Problem requirements: All records below must be retyped exactly.

Rows:
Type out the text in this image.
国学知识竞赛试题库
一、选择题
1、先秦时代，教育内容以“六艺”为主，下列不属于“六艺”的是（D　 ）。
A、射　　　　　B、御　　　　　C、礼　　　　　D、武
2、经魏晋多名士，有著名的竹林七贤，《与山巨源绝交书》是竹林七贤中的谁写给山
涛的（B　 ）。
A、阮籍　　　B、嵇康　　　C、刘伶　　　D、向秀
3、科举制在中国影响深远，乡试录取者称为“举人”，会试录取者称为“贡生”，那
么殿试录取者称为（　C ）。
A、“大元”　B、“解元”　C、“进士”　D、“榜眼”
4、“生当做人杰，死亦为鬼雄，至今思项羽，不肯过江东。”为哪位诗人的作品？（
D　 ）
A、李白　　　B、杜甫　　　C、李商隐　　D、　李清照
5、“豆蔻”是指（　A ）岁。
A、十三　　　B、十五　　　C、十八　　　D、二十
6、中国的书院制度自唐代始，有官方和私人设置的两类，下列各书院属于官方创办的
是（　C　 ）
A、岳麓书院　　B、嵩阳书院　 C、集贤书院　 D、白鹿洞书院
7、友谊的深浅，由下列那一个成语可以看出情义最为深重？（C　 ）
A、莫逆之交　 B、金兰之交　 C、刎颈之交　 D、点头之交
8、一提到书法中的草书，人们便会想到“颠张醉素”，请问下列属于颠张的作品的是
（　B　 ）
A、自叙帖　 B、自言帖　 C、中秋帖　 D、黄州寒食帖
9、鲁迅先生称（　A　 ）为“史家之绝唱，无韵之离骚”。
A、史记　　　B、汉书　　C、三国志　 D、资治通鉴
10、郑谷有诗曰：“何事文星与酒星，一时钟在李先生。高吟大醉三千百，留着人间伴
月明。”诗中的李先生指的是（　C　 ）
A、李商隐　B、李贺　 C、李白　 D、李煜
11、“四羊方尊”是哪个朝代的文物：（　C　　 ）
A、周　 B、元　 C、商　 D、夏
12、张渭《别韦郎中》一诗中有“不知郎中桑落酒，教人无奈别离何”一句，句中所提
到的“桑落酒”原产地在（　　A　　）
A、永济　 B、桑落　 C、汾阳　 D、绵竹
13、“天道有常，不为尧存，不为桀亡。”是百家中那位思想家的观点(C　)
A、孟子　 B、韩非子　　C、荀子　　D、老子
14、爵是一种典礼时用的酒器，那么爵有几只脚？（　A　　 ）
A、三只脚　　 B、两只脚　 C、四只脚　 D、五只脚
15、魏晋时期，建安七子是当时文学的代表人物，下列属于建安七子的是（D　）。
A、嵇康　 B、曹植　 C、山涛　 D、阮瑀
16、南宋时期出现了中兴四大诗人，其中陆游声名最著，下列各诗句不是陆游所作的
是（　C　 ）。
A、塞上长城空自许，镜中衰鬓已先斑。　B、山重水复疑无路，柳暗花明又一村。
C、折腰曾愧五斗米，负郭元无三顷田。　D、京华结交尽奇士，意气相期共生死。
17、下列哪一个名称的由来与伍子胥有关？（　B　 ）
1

Problem solution:
Type out the text in this image.
国学知识竞赛试题库
一、选择题
1、先秦时代，教育内容以“六艺”为主，下列不属于“六艺”的是（D　 ）。
A、射　　　　　B、御　　　　　C、礼　　　　　D、武
2、经魏晋多名士，有著名的竹林七贤，《与山巨源绝交书》是竹林七贤中的谁写给山
涛的（B　 ）。
A、阮籍　　　B、嵇康　　　C、刘伶　　　D、向秀
3、科举制在中国影响深远，乡试录取者称为“举人”，会试录取者称为“贡生”，那
么殿试录取者称为（　C ）。
A、“大元”　B、“解元”　C、“进士”　D、“榜眼”
4、“生当做人杰，死亦为鬼雄，至今思项羽，不肯过江东。”为哪位诗人的作品？（
D　 ）
A、李白　　　B、杜甫　　　C、李商隐　　D、　李清照
5、“豆蔻”是指（　A ）岁。
A、十三　　　B、十五　　　C、十八　　　D、二十
6、中国的书院制度自唐代始，有官方和私人设置的两类，下列各书院属于官方创办的
是（　C　 ）
A、岳麓书院　　B、嵩阳书院　 C、集贤书院　 D、白鹿洞书院
7、友谊的深浅，由下列那一个成语可以看出情义最为深重？（C　 ）
A、莫逆之交　 B、金兰之交　 C、刎颈之交　 D、点头之交
8、一提到书法中的草书，人们便会想到“颠张醉素”，请问下列属于颠张的作品的是
（　B　 ）
A、自叙帖　 B、自言帖　 C、中秋帖　 D、黄州寒食帖
9、鲁迅先生称（　A　 ）为“史家之绝唱，无韵之离骚”。
A、史记　　　B、汉书　　C、三国志　 D、资治通鉴
10、郑谷有诗曰：“何事文星与酒星，一时钟在李先生。高吟大醉三千百，留着人间伴
月明。”诗中的李先生指的是（　C　 ）
A、李商隐　B、李贺　 C、李白　 D、李煜
11、“四羊方尊”是哪个朝代的文物：（　C　　 ）
A、周　 B、元　 C、商　 D、夏
12、张渭《别韦郎中》一诗中有“不知郎中桑落酒，教人无奈别离何”一句，句中所提
到的“桑落酒”原产地在（　　A　　）
A、永济　 B、桑落　 C、汾阳　 D、绵竹
13、“天道有常，不为尧存，不为桀亡。”是百家中那位思想家的观点(C　)
A、孟子　 B、韩非子　　C、荀子　　D、老子
14、爵是一种典礼时用的酒器，那么爵有几只脚？（　A　　 ）
A、三只脚　　 B、两只脚　 C、四只脚　 D、五只脚
15、魏晋时期，建安七子是当时文学的代表人物，下列属于建安七子的是（D　）。
A、嵇康　 B、曹植　 C、山涛　 D、阮瑀
16、南宋时期出现了中兴四大诗人，其中陆游声名最著，下列各诗句不是陆游所作的
是（　C　 ）。
A、塞上长城空自许，镜中衰鬓已先斑。　B、山重水复疑无路，柳暗花明又一村。
C、折腰曾愧五斗米，负郭元无三顷田。　D、京华结交尽奇士，意气相期共生死。
17、下列哪一个名称的由来与伍子胥有关？（　B　 ）
1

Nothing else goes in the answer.